__Your goal__: Give every line of the material below as a numbered list, leaving out blank lines and the picture.
--- Start of Data shown ---
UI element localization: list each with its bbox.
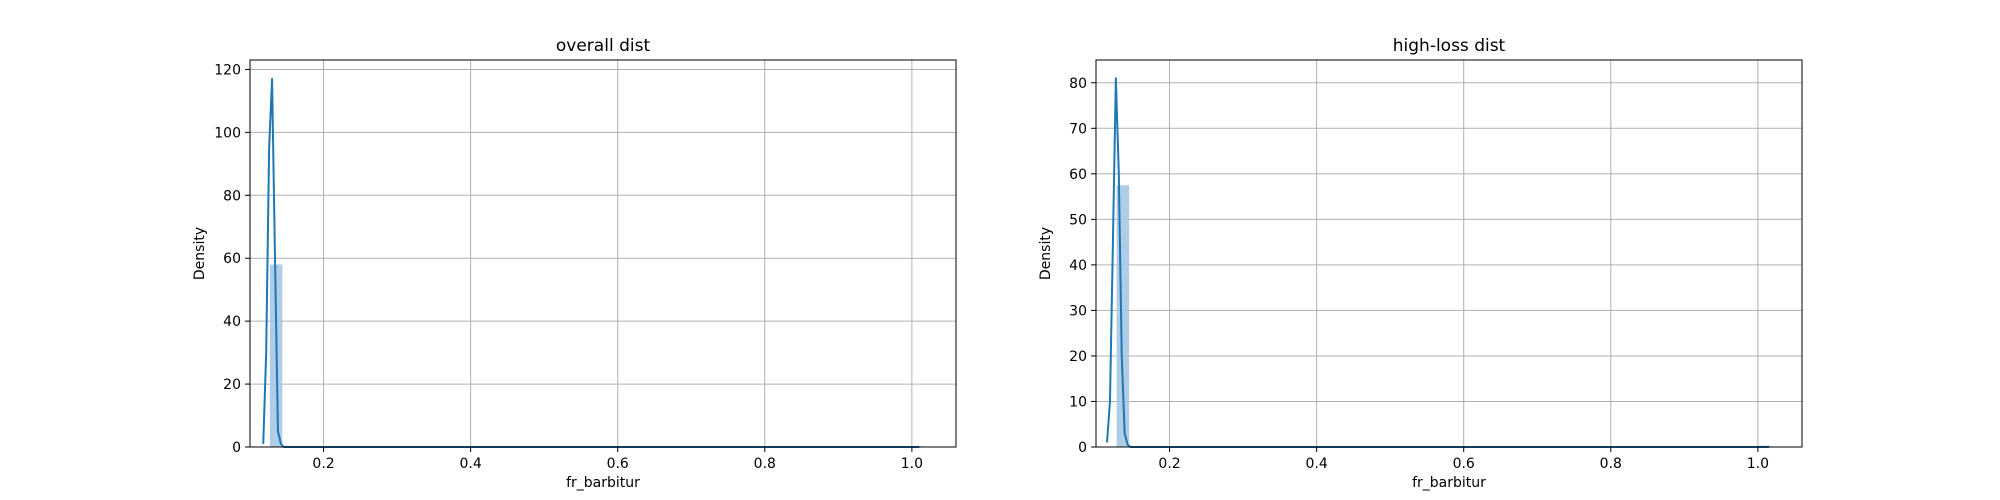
y-tick-label: 70 <box>1069 121 1087 137</box>
y-tick-label: 10 <box>1069 394 1087 410</box>
x-tick-label: 0.8 <box>754 456 776 472</box>
y-axis-label: Density <box>192 227 208 280</box>
y-tick-label: 120 <box>214 62 241 78</box>
x-tick-label: 0.6 <box>1453 456 1475 472</box>
chart-title: high-loss dist <box>1393 36 1506 56</box>
y-tick-label: 80 <box>1069 76 1087 92</box>
y-tick-label: 40 <box>1069 258 1087 274</box>
x-tick-label: 0.2 <box>312 456 334 472</box>
x-tick-label: 1.0 <box>901 456 923 472</box>
x-axis-label: fr_barbitur <box>1412 475 1486 491</box>
chart-panel-2: 0.2 0.4 0.6 0.8 1.0 0 10 20 30 40 50 60 70 80 high-los… <box>1038 36 1803 491</box>
x-tick-label: 0.8 <box>1600 456 1622 472</box>
y-tick-label: 100 <box>214 125 241 141</box>
kde-line <box>1106 77 1769 448</box>
x-tick-label: 0.2 <box>1158 456 1180 472</box>
y-tick-label: 80 <box>223 188 241 204</box>
y-tick-label: 0 <box>1078 440 1087 456</box>
axes-frame <box>249 59 957 448</box>
chart-title: overall dist <box>556 36 651 56</box>
y-tick-label: 60 <box>223 251 241 267</box>
y-tick-label: 20 <box>1069 349 1087 365</box>
y-tick-label: 40 <box>223 314 241 330</box>
y-tick-label: 20 <box>223 377 241 393</box>
y-tick-label: 60 <box>1069 167 1087 183</box>
y-tick-label: 0 <box>232 440 241 456</box>
y-tick-label: 50 <box>1069 212 1087 228</box>
x-tick-label: 0.4 <box>459 456 481 472</box>
y-axis-label: Density <box>1038 227 1054 280</box>
y-tick-label: 30 <box>1069 303 1087 319</box>
axes-frame <box>1095 59 1803 448</box>
kde-line <box>262 77 920 448</box>
chart-panel-1: 0.2 0.4 0.6 0.8 1.0 0 20 40 60 80 100 120 overall di… <box>192 36 957 491</box>
x-tick-label: 1.0 <box>1747 456 1769 472</box>
x-axis-label: fr_barbitur <box>566 475 640 491</box>
x-tick-label: 0.6 <box>607 456 629 472</box>
x-tick-label: 0.4 <box>1305 456 1327 472</box>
--- End of Data shown ---
__The answer__:
1. UI element localization: list each with its bbox.
2. y-tick-label: 70 <box>1069 121 1087 137</box>
3. y-tick-label: 10 <box>1069 394 1087 410</box>
4. x-tick-label: 0.8 <box>754 456 776 472</box>
5. y-axis-label: Density <box>192 227 208 280</box>
6. y-tick-label: 120 <box>214 62 241 78</box>
7. x-tick-label: 0.6 <box>1453 456 1475 472</box>
8. chart-title: high-loss dist <box>1393 36 1506 56</box>
9. y-tick-label: 80 <box>1069 76 1087 92</box>
10. y-tick-label: 40 <box>1069 258 1087 274</box>
11. x-tick-label: 0.2 <box>312 456 334 472</box>
12. x-tick-label: 1.0 <box>901 456 923 472</box>
13. x-axis-label: fr_barbitur <box>1412 475 1486 491</box>
14. chart-panel-2: 0.2 0.4 0.6 0.8 1.0 0 10 20 30 40 50 60 70 80 high-los… <box>1038 36 1803 491</box>
15. x-tick-label: 0.8 <box>1600 456 1622 472</box>
16. y-tick-label: 100 <box>214 125 241 141</box>
17. kde-line <box>1106 77 1769 448</box>
18. x-tick-label: 0.2 <box>1158 456 1180 472</box>
19. y-tick-label: 80 <box>223 188 241 204</box>
20. y-tick-label: 0 <box>1078 440 1087 456</box>
21. axes-frame <box>249 59 957 448</box>
22. chart-title: overall dist <box>556 36 651 56</box>
23. y-tick-label: 60 <box>223 251 241 267</box>
24. y-tick-label: 20 <box>1069 349 1087 365</box>
25. y-tick-label: 40 <box>223 314 241 330</box>
26. y-tick-label: 20 <box>223 377 241 393</box>
27. y-tick-label: 60 <box>1069 167 1087 183</box>
28. y-tick-label: 0 <box>232 440 241 456</box>
29. y-tick-label: 50 <box>1069 212 1087 228</box>
30. x-tick-label: 0.4 <box>459 456 481 472</box>
31. y-axis-label: Density <box>1038 227 1054 280</box>
32. y-tick-label: 30 <box>1069 303 1087 319</box>
33. axes-frame <box>1095 59 1803 448</box>
34. kde-line <box>262 77 920 448</box>
35. chart-panel-1: 0.2 0.4 0.6 0.8 1.0 0 20 40 60 80 100 120 overall di… <box>192 36 957 491</box>
36. x-tick-label: 1.0 <box>1747 456 1769 472</box>
37. x-axis-label: fr_barbitur <box>566 475 640 491</box>
38. x-tick-label: 0.6 <box>607 456 629 472</box>
39. x-tick-label: 0.4 <box>1305 456 1327 472</box>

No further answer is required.